===== Excerpted data

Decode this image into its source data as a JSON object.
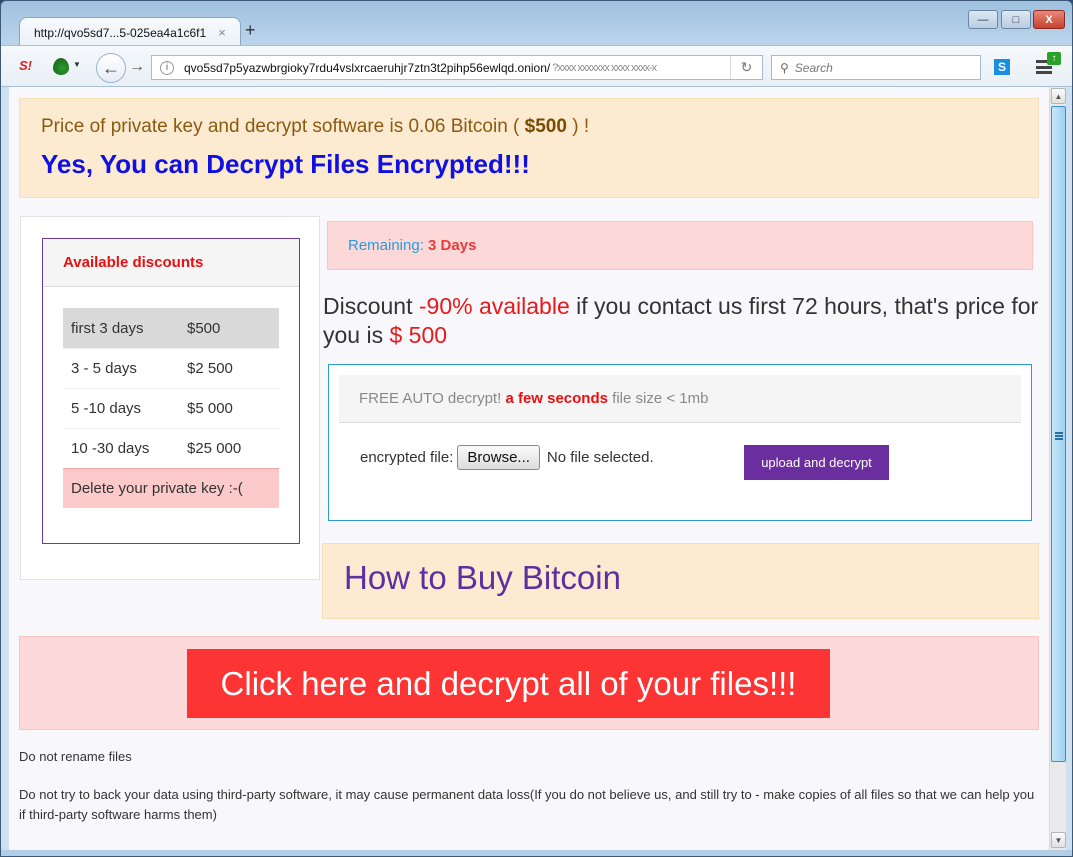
{
  "browser": {
    "tab_title": "http://qvo5sd7...5-025ea4a1c6f1",
    "tab_close": "×",
    "new_tab": "+",
    "window_controls": {
      "minimize": "—",
      "maximize": "□",
      "close": "X"
    },
    "url_main": "qvo5sd7p5yazwbrgioky7rdu4vslxrcaeruhjr7ztn3t2pihp56ewlqd.onion/",
    "url_obscured": "?xxxx xxxxxxx xxxx xxxx-x",
    "search_placeholder": "Search",
    "icons": {
      "sj": "S!",
      "info": "i",
      "back": "←",
      "forward": "→",
      "reload": "↻",
      "search": "🔍",
      "s_button": "S",
      "update": "↑"
    }
  },
  "page": {
    "price_prefix": "Price of private key and decrypt software is 0.06 Bitcoin ( ",
    "price_amount": "$500",
    "price_suffix": " ) !",
    "headline": "Yes, You can Decrypt Files Encrypted!!!",
    "discounts": {
      "title": "Available discounts",
      "rows": [
        {
          "period": "first 3 days",
          "price": "$500"
        },
        {
          "period": "3 - 5 days",
          "price": "$2 500"
        },
        {
          "period": "5 -10 days",
          "price": "$5 000"
        },
        {
          "period": "10 -30 days",
          "price": "$25 000"
        }
      ],
      "final": "Delete your private key :-("
    },
    "remaining_label": "Remaining: ",
    "remaining_value": "3 Days",
    "discount_text": {
      "part1": "Discount ",
      "highlight": "-90% available",
      "part2": " if you contact us first 72 hours, that's price for you is ",
      "price": "$ 500"
    },
    "free_decrypt": {
      "prefix": "FREE AUTO decrypt! ",
      "highlight": "a few seconds",
      "suffix": " file size < 1mb",
      "file_label": "encrypted file:",
      "browse_label": "Browse...",
      "no_file": "No file selected.",
      "upload_label": "upload and decrypt"
    },
    "how_to_buy": "How to Buy Bitcoin",
    "cta": "Click here and decrypt all of your files!!!",
    "notes": [
      "Do not rename files",
      "Do not try to back your data using third-party software, it may cause permanent data loss(If you do not believe us, and still try to - make copies of all files so that we can help you if third-party software harms them)"
    ]
  },
  "colors": {
    "banner_bg": "#fcebd0",
    "headline": "#1010e0",
    "danger_bg": "#fdd8d8",
    "cta_button": "#fd3434",
    "upload_button": "#6a2e9e",
    "how_to_text": "#5e2fa0",
    "decrypt_border": "#2a9ad0"
  }
}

==========

What is asked: In your copy of the records, include no pictures; repeat everything else exactly.

Full solution:
Decode this image into its source data as a JSON object.
{
  "browser": {
    "tab_title": "http://qvo5sd7...5-025ea4a1c6f1",
    "tab_close": "×",
    "new_tab": "+",
    "window_controls": {
      "minimize": "—",
      "maximize": "□",
      "close": "X"
    },
    "url_main": "qvo5sd7p5yazwbrgioky7rdu4vslxrcaeruhjr7ztn3t2pihp56ewlqd.onion/",
    "url_obscured": "?xxxx xxxxxxx xxxx xxxx-x",
    "search_placeholder": "Search",
    "icons": {
      "sj": "S!",
      "info": "i",
      "back": "←",
      "forward": "→",
      "reload": "↻",
      "search": "🔍",
      "s_button": "S",
      "update": "↑"
    }
  },
  "page": {
    "price_prefix": "Price of private key and decrypt software is 0.06 Bitcoin ( ",
    "price_amount": "$500",
    "price_suffix": " ) !",
    "headline": "Yes, You can Decrypt Files Encrypted!!!",
    "discounts": {
      "title": "Available discounts",
      "rows": [
        {
          "period": "first 3 days",
          "price": "$500"
        },
        {
          "period": "3 - 5 days",
          "price": "$2 500"
        },
        {
          "period": "5 -10 days",
          "price": "$5 000"
        },
        {
          "period": "10 -30 days",
          "price": "$25 000"
        }
      ],
      "final": "Delete your private key :-("
    },
    "remaining_label": "Remaining: ",
    "remaining_value": "3 Days",
    "discount_text": {
      "part1": "Discount ",
      "highlight": "-90% available",
      "part2": " if you contact us first 72 hours, that's price for you is ",
      "price": "$ 500"
    },
    "free_decrypt": {
      "prefix": "FREE AUTO decrypt! ",
      "highlight": "a few seconds",
      "suffix": " file size < 1mb",
      "file_label": "encrypted file:",
      "browse_label": "Browse...",
      "no_file": "No file selected.",
      "upload_label": "upload and decrypt"
    },
    "how_to_buy": "How to Buy Bitcoin",
    "cta": "Click here and decrypt all of your files!!!",
    "notes": [
      "Do not rename files",
      "Do not try to back your data using third-party software, it may cause permanent data loss(If you do not believe us, and still try to - make copies of all files so that we can help you if third-party software harms them)"
    ]
  },
  "colors": {
    "banner_bg": "#fcebd0",
    "headline": "#1010e0",
    "danger_bg": "#fdd8d8",
    "cta_button": "#fd3434",
    "upload_button": "#6a2e9e",
    "how_to_text": "#5e2fa0",
    "decrypt_border": "#2a9ad0"
  }
}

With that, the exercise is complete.